** start of PROVIDED DATA **

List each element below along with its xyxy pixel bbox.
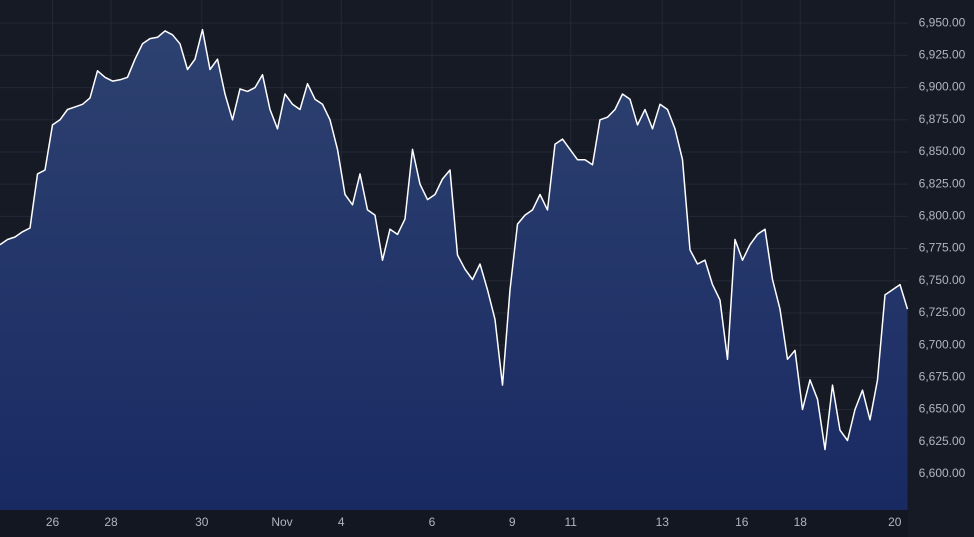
plot bbox=[0, 28, 909, 510]
y-tick-label: 6,650.00 bbox=[919, 402, 966, 416]
y-tick-label: 6,825.00 bbox=[919, 176, 966, 190]
labels: 6,600.00 6,625.00 6,650.00 6,675.00 6,700.00… bbox=[46, 15, 966, 529]
x-axis-strip bbox=[0, 510, 908, 537]
y-tick-label: 6,625.00 bbox=[919, 434, 966, 448]
price-line bbox=[0, 28, 909, 451]
x-tick-label: 4 bbox=[338, 515, 345, 529]
x-tick-label: 28 bbox=[104, 515, 118, 529]
x-tick-label: Nov bbox=[271, 515, 292, 529]
x-tick-label: 11 bbox=[565, 515, 578, 529]
y-tick-label: 6,675.00 bbox=[919, 370, 966, 384]
y-tick-label: 6,600.00 bbox=[919, 466, 966, 480]
x-tick-label: 26 bbox=[46, 515, 60, 529]
x-tick-label: 13 bbox=[656, 515, 670, 529]
x-tick-label: 6 bbox=[429, 515, 436, 529]
x-tick-label: 18 bbox=[794, 515, 808, 529]
y-tick-label: 6,900.00 bbox=[919, 80, 966, 94]
y-tick-label: 6,875.00 bbox=[919, 112, 966, 126]
x-tick-label: 9 bbox=[509, 515, 516, 529]
y-tick-label: 6,925.00 bbox=[919, 48, 966, 62]
area bbox=[0, 29, 908, 510]
x-tick-label: 30 bbox=[195, 515, 209, 529]
y-tick-label: 6,700.00 bbox=[919, 337, 966, 351]
x-tick-label: 20 bbox=[888, 515, 902, 529]
y-tick-label: 6,750.00 bbox=[919, 273, 966, 287]
y-tick-label: 6,725.00 bbox=[919, 305, 966, 319]
y-tick-label: 6,800.00 bbox=[919, 209, 966, 223]
x-tick-label: 16 bbox=[735, 515, 749, 529]
y-tick-label: 6,775.00 bbox=[919, 241, 966, 255]
y-tick-label: 6,850.00 bbox=[919, 144, 966, 158]
y-tick-label: 6,950.00 bbox=[919, 15, 966, 29]
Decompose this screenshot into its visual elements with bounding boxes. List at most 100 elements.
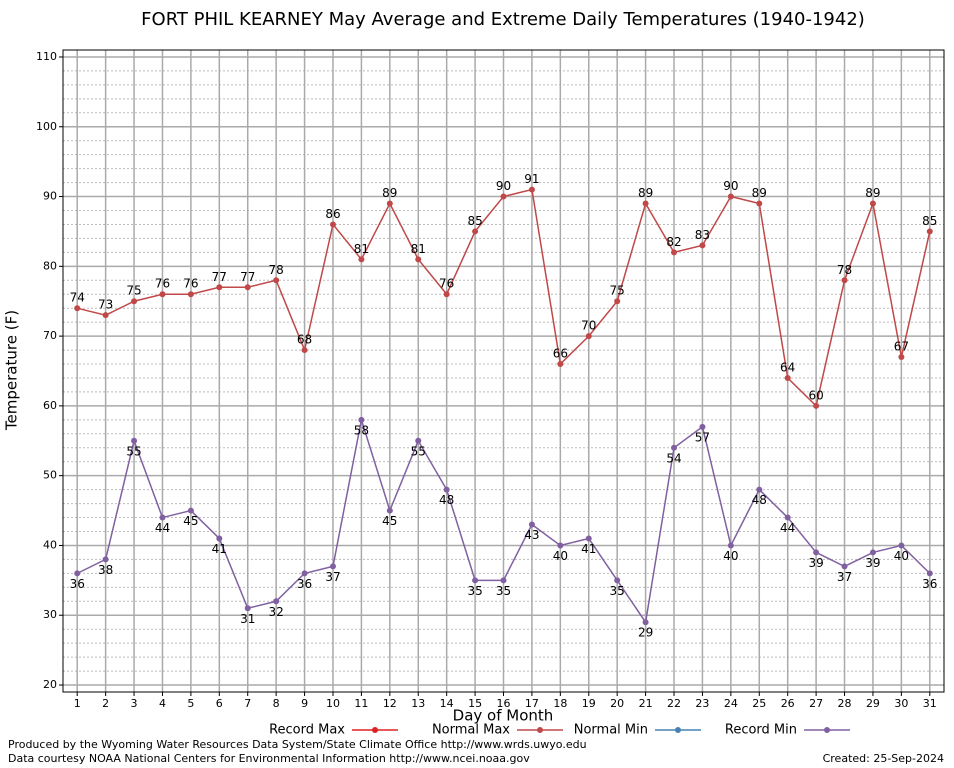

** end of PROVIDED DATA **

YOUR TASK → Please copy out every line of the records above word for word, leaving out the pictures.

WORKED ANSWER →
List each element below along with its xyxy pixel bbox.
plot bbox=[0, 28, 909, 510]
y-tick-label: 6,650.00 bbox=[919, 402, 966, 416]
y-tick-label: 6,825.00 bbox=[919, 176, 966, 190]
labels: 6,600.00 6,625.00 6,650.00 6,675.00 6,700.00… bbox=[46, 15, 966, 529]
x-axis-strip bbox=[0, 510, 908, 537]
y-tick-label: 6,625.00 bbox=[919, 434, 966, 448]
price-line bbox=[0, 28, 909, 451]
x-tick-label: 4 bbox=[338, 515, 345, 529]
x-tick-label: 28 bbox=[104, 515, 118, 529]
x-tick-label: Nov bbox=[271, 515, 292, 529]
x-tick-label: 11 bbox=[565, 515, 578, 529]
y-tick-label: 6,675.00 bbox=[919, 370, 966, 384]
y-tick-label: 6,600.00 bbox=[919, 466, 966, 480]
x-tick-label: 26 bbox=[46, 515, 60, 529]
x-tick-label: 13 bbox=[656, 515, 670, 529]
x-tick-label: 6 bbox=[429, 515, 436, 529]
x-tick-label: 18 bbox=[794, 515, 808, 529]
y-tick-label: 6,900.00 bbox=[919, 80, 966, 94]
y-tick-label: 6,875.00 bbox=[919, 112, 966, 126]
x-tick-label: 9 bbox=[509, 515, 516, 529]
y-tick-label: 6,925.00 bbox=[919, 48, 966, 62]
area bbox=[0, 29, 908, 510]
x-tick-label: 30 bbox=[195, 515, 209, 529]
y-tick-label: 6,700.00 bbox=[919, 337, 966, 351]
x-tick-label: 20 bbox=[888, 515, 902, 529]
y-tick-label: 6,750.00 bbox=[919, 273, 966, 287]
y-tick-label: 6,725.00 bbox=[919, 305, 966, 319]
y-tick-label: 6,800.00 bbox=[919, 209, 966, 223]
x-tick-label: 16 bbox=[735, 515, 749, 529]
y-tick-label: 6,775.00 bbox=[919, 241, 966, 255]
y-tick-label: 6,850.00 bbox=[919, 144, 966, 158]
y-tick-label: 6,950.00 bbox=[919, 15, 966, 29]
Decompose this screenshot into its visual elements with bounding boxes. List at most 100 elements.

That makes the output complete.